> **Task description**: Transcribe every line of the data below verbatim, omitting the pictures.

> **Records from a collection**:

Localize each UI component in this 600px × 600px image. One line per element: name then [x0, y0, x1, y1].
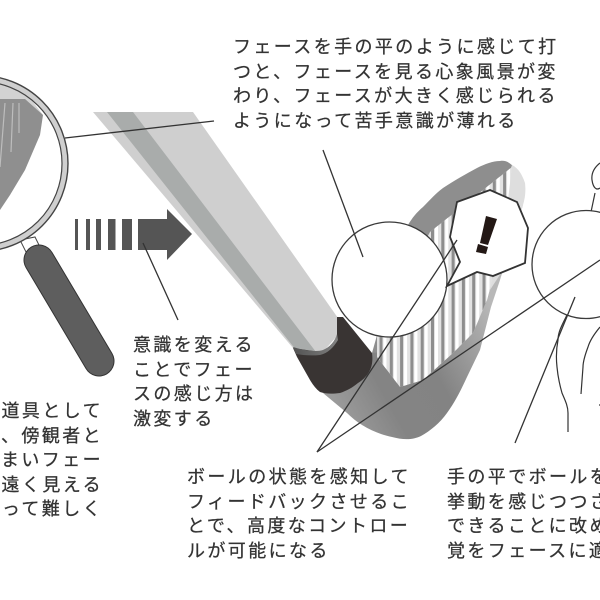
- speech bubble with exclamation: [447, 190, 528, 286]
- golfer outline: [556, 163, 600, 432]
- magnifier lens: [0, 76, 68, 252]
- text: face feels like palm: わり、フェースが大きく感じられる: [233, 86, 558, 106]
- exclamation mark: [476, 216, 497, 254]
- text: face feels like palm: ようになって苦手意識が薄れる: [233, 111, 518, 131]
- text: right clipped caption: [447, 467, 600, 561]
- text: left clipped caption: って難しく: [2, 499, 103, 519]
- text: change awareness: ことでフェー: [133, 360, 255, 380]
- text: change awareness: [133, 335, 255, 429]
- text: ball feedback: ルが可能になる: [187, 541, 330, 561]
- magnifier handle: [20, 237, 99, 361]
- text: ball feedback: [187, 467, 411, 561]
- golf club head: [323, 160, 525, 439]
- leader lines: [65, 121, 600, 452]
- circle: palm on golfer: [532, 210, 600, 318]
- text: left clipped caption: [1, 401, 103, 519]
- text: change awareness: 意識を変える: [133, 335, 255, 355]
- text: left clipped caption: 道具として: [2, 401, 103, 421]
- golf club shaft: [93, 112, 338, 352]
- text: ball feedback: ボールの状態を感知して: [187, 467, 411, 487]
- text: face feels like palm: [233, 37, 558, 131]
- club grip: [293, 317, 372, 394]
- dashed arrow: [75, 209, 192, 260]
- face grooves: [377, 168, 511, 387]
- illustration: [0, 77, 600, 452]
- text: ball feedback: フィードバックさせるこ: [187, 492, 411, 512]
- text: left clipped caption: 、傍観者と: [1, 426, 103, 446]
- circle: palm on face: [332, 222, 447, 337]
- text: left clipped caption: まいフェー: [1, 450, 103, 470]
- text: face feels like palm: つと、フェースを見る心象風景が変: [233, 62, 558, 82]
- text: ball feedback: とで、高度なコントロー: [187, 516, 410, 536]
- text: change awareness: 激変する: [133, 409, 215, 429]
- text: change awareness: スの感じ方は: [133, 384, 255, 404]
- text: left clipped caption: 遠く見える: [2, 475, 103, 495]
- text: face feels like palm: フェースを手の平のように感じて打: [233, 37, 558, 57]
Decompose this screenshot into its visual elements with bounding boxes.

> **The reply**:
Localize each UI component in this 600px × 600px image. One line per element: name then [x0, y0, x1, y1].
- speech bubble with exclamation: [447, 190, 528, 286]
- golfer outline: [556, 163, 600, 432]
- magnifier lens: [0, 76, 68, 252]
- text: face feels like palm: わり、フェースが大きく感じられる: [233, 86, 558, 106]
- exclamation mark: [476, 216, 497, 254]
- text: face feels like palm: ようになって苦手意識が薄れる: [233, 111, 518, 131]
- text: right clipped caption: [447, 467, 600, 561]
- text: left clipped caption: って難しく: [2, 499, 103, 519]
- text: change awareness: ことでフェー: [133, 360, 255, 380]
- text: change awareness: [133, 335, 255, 429]
- text: ball feedback: ルが可能になる: [187, 541, 330, 561]
- magnifier handle: [20, 237, 99, 361]
- text: ball feedback: [187, 467, 411, 561]
- golf club head: [323, 160, 525, 439]
- leader lines: [65, 121, 600, 452]
- circle: palm on golfer: [532, 210, 600, 318]
- text: left clipped caption: [1, 401, 103, 519]
- text: change awareness: 意識を変える: [133, 335, 255, 355]
- text: left clipped caption: 道具として: [2, 401, 103, 421]
- golf club shaft: [93, 112, 338, 352]
- text: ball feedback: ボールの状態を感知して: [187, 467, 411, 487]
- text: face feels like palm: [233, 37, 558, 131]
- club grip: [293, 317, 372, 394]
- dashed arrow: [75, 209, 192, 260]
- face grooves: [377, 168, 511, 387]
- illustration: [0, 77, 600, 452]
- text: ball feedback: フィードバックさせるこ: [187, 492, 411, 512]
- text: left clipped caption: 、傍観者と: [1, 426, 103, 446]
- circle: palm on face: [332, 222, 447, 337]
- text: left clipped caption: まいフェー: [1, 450, 103, 470]
- text: face feels like palm: つと、フェースを見る心象風景が変: [233, 62, 558, 82]
- text: ball feedback: とで、高度なコントロー: [187, 516, 410, 536]
- text: change awareness: 激変する: [133, 409, 215, 429]
- text: change awareness: スの感じ方は: [133, 384, 255, 404]
- text: left clipped caption: 遠く見える: [2, 475, 103, 495]
- text: face feels like palm: フェースを手の平のように感じて打: [233, 37, 558, 57]
Decompose this screenshot into its visual elements with bounding boxes.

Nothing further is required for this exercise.